What the task asks: Find all lines in the listing that include the word "reply", then copy them.
☆ ☆ ☆ ☆ ☆
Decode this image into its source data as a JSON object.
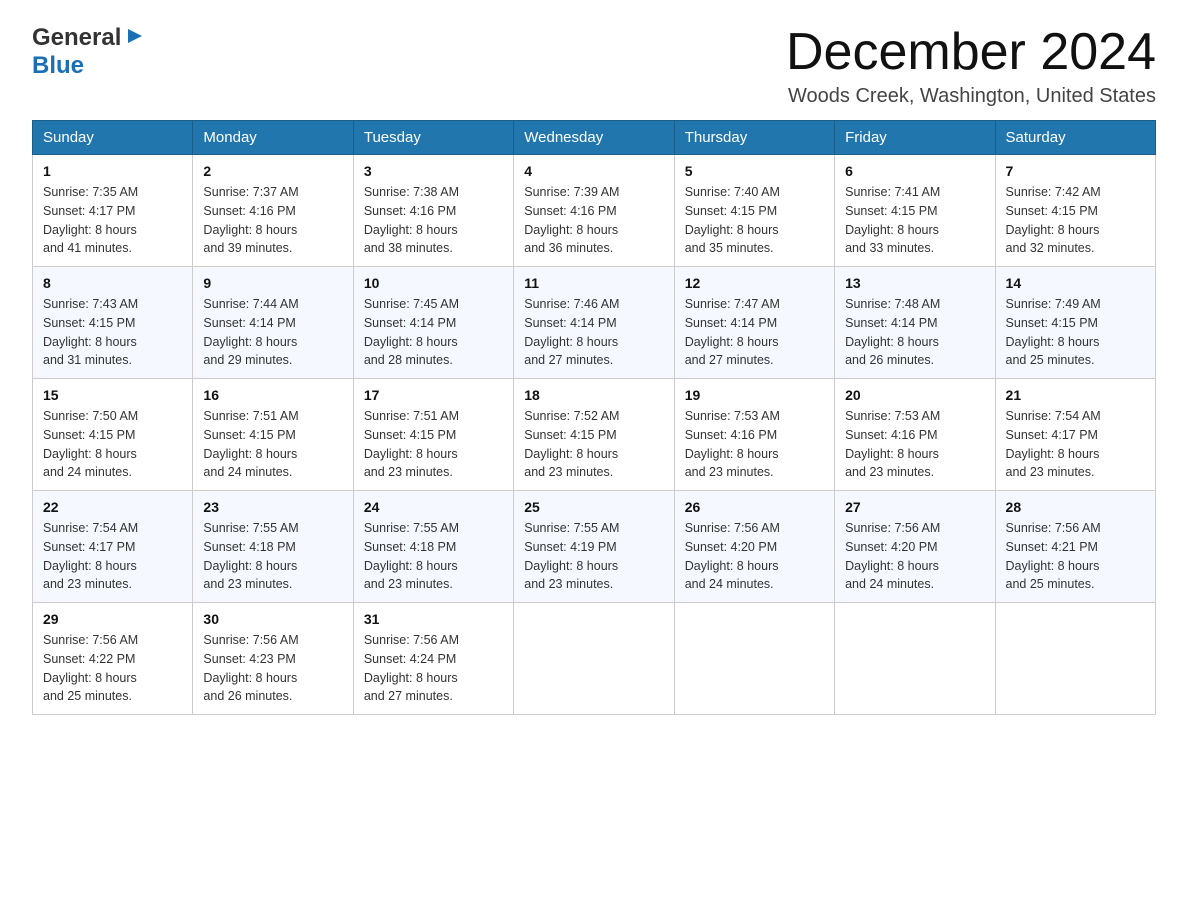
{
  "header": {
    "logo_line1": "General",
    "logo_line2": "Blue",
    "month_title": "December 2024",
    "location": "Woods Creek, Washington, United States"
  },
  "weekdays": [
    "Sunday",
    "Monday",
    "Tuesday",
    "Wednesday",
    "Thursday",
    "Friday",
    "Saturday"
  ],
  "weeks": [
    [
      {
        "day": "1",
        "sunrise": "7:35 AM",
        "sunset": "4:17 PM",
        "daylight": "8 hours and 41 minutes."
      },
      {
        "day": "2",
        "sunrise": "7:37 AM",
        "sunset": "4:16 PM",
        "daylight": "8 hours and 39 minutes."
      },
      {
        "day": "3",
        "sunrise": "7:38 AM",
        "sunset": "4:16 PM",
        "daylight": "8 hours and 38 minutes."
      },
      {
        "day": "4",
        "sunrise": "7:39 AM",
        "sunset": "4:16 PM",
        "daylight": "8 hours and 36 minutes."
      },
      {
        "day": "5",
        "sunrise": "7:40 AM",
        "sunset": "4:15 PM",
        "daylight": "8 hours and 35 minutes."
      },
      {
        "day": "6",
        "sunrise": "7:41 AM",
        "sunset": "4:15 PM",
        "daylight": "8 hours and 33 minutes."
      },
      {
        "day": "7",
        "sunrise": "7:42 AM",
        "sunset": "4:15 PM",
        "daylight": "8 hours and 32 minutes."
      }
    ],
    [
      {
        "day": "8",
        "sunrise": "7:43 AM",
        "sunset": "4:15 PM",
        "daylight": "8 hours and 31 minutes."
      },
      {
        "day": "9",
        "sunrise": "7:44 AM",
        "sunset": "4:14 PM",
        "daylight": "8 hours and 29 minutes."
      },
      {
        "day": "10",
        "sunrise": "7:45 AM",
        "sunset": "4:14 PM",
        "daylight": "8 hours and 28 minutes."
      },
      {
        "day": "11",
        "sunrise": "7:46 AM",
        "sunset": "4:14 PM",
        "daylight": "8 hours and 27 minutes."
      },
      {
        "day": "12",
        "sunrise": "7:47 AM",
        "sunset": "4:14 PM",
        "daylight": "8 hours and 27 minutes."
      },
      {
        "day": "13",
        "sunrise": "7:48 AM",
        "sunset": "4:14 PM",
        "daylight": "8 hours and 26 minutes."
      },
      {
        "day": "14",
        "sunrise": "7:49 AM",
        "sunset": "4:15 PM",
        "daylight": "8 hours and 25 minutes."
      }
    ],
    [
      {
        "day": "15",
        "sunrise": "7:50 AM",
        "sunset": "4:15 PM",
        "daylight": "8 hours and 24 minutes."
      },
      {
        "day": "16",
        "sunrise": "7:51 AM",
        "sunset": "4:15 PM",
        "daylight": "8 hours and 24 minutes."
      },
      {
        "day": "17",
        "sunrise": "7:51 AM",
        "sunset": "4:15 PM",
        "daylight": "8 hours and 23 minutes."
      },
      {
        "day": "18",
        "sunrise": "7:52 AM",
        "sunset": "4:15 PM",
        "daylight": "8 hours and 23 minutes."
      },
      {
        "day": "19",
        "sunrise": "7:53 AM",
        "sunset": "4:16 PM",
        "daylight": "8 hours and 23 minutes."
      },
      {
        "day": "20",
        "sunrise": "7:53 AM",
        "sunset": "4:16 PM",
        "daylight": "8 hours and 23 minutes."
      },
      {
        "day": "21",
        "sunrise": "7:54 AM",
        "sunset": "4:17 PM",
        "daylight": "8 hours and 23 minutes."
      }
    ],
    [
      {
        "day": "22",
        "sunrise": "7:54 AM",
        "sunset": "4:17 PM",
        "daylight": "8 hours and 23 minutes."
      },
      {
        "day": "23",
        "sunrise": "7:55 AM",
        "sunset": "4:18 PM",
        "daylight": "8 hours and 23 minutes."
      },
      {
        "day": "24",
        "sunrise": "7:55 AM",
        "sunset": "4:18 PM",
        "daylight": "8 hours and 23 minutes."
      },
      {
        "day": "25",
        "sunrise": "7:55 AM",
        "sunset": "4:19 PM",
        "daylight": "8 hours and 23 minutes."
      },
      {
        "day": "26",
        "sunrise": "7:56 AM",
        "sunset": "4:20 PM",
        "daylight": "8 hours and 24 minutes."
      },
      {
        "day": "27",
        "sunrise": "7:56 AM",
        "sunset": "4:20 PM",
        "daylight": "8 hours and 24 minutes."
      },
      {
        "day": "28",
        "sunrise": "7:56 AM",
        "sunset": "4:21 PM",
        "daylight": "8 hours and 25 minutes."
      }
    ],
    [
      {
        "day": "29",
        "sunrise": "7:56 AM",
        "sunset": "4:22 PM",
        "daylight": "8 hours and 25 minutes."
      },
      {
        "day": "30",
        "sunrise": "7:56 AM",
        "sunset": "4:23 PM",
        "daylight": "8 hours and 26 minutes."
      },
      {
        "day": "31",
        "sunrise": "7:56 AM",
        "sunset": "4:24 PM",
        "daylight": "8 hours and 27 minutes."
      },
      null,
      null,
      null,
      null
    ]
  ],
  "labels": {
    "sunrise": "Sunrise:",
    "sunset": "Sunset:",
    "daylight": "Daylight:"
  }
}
☆ ☆ ☆ ☆ ☆
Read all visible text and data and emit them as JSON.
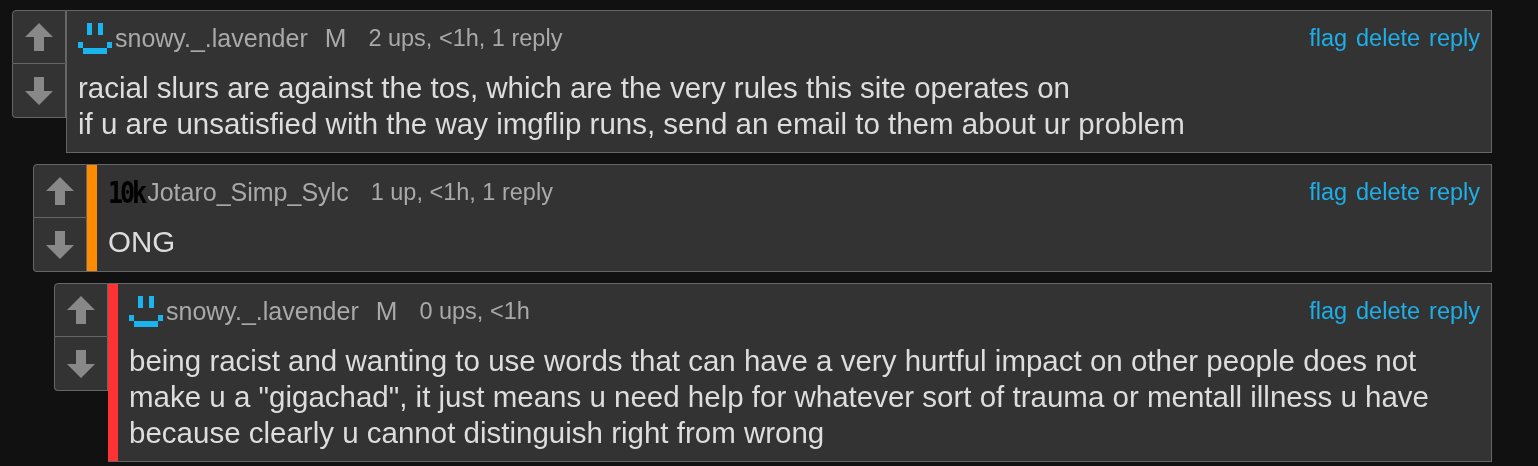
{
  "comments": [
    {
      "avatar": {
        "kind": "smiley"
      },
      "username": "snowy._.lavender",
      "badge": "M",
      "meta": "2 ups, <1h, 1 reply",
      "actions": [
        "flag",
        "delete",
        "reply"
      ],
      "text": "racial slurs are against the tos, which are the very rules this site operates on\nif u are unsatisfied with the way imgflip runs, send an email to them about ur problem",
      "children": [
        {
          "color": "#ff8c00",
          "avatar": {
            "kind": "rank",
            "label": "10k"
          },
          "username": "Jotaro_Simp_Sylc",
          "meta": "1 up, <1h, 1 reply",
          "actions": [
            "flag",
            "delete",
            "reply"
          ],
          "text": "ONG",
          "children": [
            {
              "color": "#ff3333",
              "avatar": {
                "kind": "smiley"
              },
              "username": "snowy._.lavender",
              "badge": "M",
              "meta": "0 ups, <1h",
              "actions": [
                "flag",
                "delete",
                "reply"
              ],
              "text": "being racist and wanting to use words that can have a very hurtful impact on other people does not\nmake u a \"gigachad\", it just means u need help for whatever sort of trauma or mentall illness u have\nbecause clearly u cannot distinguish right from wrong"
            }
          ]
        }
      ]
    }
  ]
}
☆ ☆ ☆ ☆ ☆
Correct response:
      "meta": "2 ups, <1h, 1 reply",
        "reply"
          "meta": "1 up, <1h, 1 reply",
            "reply"
                "reply"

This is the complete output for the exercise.